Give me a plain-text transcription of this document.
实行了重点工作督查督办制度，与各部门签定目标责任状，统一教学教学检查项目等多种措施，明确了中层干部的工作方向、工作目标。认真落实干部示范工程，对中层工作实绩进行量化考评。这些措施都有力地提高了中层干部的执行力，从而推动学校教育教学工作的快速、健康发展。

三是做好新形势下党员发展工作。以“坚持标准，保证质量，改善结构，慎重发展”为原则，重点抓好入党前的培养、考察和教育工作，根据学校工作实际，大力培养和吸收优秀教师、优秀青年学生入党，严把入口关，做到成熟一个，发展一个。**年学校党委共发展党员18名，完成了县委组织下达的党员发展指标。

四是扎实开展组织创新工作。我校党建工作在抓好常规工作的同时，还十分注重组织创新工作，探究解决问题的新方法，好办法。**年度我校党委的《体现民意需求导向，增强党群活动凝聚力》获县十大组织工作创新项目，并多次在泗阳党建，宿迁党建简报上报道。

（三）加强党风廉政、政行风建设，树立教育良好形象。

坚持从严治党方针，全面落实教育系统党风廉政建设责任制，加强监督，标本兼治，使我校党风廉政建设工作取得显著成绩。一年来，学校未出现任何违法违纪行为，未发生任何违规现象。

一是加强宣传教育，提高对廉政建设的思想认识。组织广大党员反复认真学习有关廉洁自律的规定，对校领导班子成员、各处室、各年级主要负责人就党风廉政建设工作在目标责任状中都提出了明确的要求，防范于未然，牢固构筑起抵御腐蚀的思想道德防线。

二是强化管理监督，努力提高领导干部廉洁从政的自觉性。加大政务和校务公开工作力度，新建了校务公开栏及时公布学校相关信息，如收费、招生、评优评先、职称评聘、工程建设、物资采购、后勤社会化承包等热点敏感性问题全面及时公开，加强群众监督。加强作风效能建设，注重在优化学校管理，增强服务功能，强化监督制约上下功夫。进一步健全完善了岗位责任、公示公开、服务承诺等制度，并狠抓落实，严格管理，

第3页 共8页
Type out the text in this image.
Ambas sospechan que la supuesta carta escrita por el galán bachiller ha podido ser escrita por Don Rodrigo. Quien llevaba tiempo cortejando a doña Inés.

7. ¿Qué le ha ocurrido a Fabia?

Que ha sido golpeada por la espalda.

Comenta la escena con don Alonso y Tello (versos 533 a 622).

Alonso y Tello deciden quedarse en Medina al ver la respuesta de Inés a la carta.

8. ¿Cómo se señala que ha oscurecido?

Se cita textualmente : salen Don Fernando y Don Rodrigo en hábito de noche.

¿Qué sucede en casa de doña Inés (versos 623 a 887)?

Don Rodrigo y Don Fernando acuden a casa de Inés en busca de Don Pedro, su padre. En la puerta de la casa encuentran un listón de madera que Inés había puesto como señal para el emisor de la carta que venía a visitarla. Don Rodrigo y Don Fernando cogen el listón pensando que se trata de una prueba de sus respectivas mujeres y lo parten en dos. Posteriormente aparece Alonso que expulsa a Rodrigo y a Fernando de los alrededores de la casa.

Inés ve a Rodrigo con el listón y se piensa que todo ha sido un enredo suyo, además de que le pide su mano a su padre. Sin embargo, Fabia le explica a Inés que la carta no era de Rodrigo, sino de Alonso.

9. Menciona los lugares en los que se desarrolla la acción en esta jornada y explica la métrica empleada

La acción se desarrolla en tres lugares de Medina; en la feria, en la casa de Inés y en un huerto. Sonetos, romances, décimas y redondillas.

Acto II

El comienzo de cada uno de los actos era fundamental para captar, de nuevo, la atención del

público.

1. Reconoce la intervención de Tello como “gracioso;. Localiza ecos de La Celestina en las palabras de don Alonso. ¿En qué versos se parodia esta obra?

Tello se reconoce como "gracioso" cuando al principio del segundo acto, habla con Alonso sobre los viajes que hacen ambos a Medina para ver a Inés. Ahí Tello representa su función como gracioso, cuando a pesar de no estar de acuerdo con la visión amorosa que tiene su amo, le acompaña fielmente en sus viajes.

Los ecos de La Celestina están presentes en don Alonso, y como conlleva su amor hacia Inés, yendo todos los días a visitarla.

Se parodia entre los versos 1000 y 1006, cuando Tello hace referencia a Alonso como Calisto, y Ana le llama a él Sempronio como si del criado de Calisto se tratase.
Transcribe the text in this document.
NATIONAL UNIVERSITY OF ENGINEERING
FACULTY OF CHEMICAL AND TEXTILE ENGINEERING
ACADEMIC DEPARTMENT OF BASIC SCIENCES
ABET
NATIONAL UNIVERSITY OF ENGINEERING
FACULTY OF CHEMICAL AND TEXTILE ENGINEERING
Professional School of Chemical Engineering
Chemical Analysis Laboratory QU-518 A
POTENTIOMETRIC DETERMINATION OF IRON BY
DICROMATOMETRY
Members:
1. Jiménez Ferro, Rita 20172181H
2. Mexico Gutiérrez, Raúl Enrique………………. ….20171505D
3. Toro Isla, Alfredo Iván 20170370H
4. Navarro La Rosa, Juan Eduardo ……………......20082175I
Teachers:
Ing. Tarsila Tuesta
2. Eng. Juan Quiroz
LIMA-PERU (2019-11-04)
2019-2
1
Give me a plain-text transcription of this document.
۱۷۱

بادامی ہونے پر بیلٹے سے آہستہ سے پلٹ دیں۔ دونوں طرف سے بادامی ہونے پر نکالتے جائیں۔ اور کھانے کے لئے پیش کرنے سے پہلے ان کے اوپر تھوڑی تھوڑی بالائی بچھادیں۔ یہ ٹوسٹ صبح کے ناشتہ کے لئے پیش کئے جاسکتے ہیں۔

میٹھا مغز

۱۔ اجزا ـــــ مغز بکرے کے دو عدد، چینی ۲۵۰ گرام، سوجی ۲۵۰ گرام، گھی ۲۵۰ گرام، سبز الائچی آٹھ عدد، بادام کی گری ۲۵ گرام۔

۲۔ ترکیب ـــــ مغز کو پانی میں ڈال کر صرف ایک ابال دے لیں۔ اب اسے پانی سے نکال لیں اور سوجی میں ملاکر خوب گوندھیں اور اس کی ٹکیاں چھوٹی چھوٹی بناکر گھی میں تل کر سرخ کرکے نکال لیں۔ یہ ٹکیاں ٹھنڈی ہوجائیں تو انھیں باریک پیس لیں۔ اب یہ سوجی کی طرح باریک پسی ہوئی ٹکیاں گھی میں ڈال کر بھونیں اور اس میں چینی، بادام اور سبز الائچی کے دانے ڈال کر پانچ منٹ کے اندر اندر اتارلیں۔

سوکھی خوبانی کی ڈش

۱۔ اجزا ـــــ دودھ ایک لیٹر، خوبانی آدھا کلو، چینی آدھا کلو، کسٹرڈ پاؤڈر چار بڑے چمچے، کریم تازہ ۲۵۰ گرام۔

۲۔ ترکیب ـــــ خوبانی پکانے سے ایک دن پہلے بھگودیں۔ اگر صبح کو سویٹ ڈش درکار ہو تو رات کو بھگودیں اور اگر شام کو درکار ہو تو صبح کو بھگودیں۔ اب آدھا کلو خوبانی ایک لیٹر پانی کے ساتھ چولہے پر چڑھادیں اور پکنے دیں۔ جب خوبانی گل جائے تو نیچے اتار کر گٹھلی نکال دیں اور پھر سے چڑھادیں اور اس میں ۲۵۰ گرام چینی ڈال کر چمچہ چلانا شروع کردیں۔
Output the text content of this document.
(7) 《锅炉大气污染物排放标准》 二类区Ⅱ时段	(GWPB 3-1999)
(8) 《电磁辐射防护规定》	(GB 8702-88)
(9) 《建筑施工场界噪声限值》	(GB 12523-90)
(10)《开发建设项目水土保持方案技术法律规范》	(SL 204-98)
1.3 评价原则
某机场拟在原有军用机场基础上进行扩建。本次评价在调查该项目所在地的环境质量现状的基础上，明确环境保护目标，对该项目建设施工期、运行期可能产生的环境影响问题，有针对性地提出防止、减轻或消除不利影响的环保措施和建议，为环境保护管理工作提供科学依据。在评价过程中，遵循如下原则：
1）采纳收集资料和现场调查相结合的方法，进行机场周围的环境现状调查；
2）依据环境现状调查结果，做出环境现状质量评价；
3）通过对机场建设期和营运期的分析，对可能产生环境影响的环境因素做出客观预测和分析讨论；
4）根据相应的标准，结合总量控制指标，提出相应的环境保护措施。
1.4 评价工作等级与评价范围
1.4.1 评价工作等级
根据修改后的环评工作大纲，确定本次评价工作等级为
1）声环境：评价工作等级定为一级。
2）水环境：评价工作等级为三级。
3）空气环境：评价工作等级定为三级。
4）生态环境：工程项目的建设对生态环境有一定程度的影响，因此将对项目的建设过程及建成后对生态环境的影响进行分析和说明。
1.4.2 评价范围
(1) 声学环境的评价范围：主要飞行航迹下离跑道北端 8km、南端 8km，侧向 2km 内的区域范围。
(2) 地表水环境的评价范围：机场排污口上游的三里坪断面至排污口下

Given exercise: Starting from the line containing "Output the text content of this document.", repeat each line through the end of the entries, exactly.

Answer below:
Output the text content of this document.
(7) 《锅炉大气污染物排放标准》 二类区Ⅱ时段	(GWPB 3-1999)
(8) 《电磁辐射防护规定》	(GB 8702-88)
(9) 《建筑施工场界噪声限值》	(GB 12523-90)
(10)《开发建设项目水土保持方案技术法律规范》	(SL 204-98)
1.3 评价原则
某机场拟在原有军用机场基础上进行扩建。本次评价在调查该项目所在地的环境质量现状的基础上，明确环境保护目标，对该项目建设施工期、运行期可能产生的环境影响问题，有针对性地提出防止、减轻或消除不利影响的环保措施和建议，为环境保护管理工作提供科学依据。在评价过程中，遵循如下原则：
1）采纳收集资料和现场调查相结合的方法，进行机场周围的环境现状调查；
2）依据环境现状调查结果，做出环境现状质量评价；
3）通过对机场建设期和营运期的分析，对可能产生环境影响的环境因素做出客观预测和分析讨论；
4）根据相应的标准，结合总量控制指标，提出相应的环境保护措施。
1.4 评价工作等级与评价范围
1.4.1 评价工作等级
根据修改后的环评工作大纲，确定本次评价工作等级为
1）声环境：评价工作等级定为一级。
2）水环境：评价工作等级为三级。
3）空气环境：评价工作等级定为三级。
4）生态环境：工程项目的建设对生态环境有一定程度的影响，因此将对项目的建设过程及建成后对生态环境的影响进行分析和说明。
1.4.2 评价范围
(1) 声学环境的评价范围：主要飞行航迹下离跑道北端 8km、南端 8km，侧向 2km 内的区域范围。
(2) 地表水环境的评价范围：机场排污口上游的三里坪断面至排污口下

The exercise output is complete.